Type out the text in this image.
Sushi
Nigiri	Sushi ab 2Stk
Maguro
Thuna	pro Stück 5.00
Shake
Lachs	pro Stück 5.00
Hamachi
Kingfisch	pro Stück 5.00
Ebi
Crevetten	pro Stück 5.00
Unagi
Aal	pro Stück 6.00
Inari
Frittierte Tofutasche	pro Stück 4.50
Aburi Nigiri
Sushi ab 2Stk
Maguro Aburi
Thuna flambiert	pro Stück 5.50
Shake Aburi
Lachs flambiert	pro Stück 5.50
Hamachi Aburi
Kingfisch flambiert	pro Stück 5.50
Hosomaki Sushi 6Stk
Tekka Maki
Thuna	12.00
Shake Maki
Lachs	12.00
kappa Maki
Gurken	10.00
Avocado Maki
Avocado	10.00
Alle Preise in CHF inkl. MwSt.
+++++
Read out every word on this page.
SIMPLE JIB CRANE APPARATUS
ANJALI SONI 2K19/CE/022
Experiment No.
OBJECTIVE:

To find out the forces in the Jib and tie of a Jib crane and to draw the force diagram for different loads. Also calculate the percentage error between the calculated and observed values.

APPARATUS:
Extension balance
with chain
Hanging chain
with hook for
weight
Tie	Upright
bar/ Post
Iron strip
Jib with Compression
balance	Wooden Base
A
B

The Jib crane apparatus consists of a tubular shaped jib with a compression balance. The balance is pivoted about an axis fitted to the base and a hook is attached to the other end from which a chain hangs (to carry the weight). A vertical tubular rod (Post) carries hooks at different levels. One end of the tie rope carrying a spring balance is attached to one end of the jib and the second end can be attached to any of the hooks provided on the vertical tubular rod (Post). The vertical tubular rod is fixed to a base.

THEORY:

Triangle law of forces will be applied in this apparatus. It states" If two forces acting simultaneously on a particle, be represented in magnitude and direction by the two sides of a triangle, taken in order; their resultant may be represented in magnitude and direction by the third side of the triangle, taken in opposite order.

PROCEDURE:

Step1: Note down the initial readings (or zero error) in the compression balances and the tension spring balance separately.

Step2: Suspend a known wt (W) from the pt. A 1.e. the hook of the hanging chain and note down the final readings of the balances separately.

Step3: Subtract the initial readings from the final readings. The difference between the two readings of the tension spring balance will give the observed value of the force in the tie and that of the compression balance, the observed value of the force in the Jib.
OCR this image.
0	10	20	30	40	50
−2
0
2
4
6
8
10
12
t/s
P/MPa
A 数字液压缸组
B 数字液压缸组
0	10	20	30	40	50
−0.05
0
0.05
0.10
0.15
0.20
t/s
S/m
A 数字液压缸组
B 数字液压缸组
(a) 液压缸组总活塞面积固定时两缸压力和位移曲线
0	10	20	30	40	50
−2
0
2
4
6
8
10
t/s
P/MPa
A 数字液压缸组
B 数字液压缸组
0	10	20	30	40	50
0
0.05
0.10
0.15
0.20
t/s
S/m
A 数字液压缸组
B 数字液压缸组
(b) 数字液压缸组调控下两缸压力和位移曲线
+++++
▶ Exercise details
Using the entries above, find all lines with "error". Copy them.

▶ Solution to this exercise
To find out the forces in the Jib and tie of a Jib crane and to draw the force diagram for different loads. Also calculate the percentage error between the calculated and observed values.
Step1: Note down the initial readings (or zero error) in the compression balances and the tension spring balance separately.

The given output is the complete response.